(Dataset entries)
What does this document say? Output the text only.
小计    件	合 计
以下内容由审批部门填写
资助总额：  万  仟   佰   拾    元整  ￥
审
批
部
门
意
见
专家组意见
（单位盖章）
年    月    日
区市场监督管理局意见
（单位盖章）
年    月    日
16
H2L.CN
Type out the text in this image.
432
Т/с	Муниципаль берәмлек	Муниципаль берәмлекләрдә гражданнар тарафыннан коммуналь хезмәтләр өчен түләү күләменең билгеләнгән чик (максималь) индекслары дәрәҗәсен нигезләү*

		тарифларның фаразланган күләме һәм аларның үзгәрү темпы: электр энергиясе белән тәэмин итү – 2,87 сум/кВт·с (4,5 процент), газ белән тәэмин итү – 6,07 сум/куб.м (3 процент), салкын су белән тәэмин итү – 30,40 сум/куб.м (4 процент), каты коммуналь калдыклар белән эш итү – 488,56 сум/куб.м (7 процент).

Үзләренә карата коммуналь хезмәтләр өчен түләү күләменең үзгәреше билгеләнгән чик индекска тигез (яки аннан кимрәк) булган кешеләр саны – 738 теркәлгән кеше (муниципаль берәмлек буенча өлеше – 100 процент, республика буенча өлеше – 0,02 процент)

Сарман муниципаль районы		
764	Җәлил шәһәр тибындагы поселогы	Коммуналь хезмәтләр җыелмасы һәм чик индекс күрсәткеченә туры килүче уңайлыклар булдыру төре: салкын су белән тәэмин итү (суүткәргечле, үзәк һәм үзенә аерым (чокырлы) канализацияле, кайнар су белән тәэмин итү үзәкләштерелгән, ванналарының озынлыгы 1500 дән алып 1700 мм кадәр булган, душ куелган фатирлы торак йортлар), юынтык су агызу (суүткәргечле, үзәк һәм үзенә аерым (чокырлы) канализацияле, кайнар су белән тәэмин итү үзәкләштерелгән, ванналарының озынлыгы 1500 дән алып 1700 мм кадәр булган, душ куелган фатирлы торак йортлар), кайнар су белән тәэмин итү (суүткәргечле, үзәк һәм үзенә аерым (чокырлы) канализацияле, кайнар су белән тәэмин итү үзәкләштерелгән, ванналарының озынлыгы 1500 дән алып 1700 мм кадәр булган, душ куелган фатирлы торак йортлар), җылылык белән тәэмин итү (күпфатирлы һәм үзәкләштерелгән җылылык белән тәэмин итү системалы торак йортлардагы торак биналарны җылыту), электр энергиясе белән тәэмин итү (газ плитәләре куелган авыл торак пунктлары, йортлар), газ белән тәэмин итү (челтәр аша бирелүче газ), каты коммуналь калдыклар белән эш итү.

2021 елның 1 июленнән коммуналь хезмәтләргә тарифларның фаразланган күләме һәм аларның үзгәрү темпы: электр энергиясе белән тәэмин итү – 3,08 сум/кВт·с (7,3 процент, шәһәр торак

◆ Brief ◆
Return every line above in which the string "this" occurs.

◆ Answer ◆
What does this document say? Output the text only.
Type out the text in this image.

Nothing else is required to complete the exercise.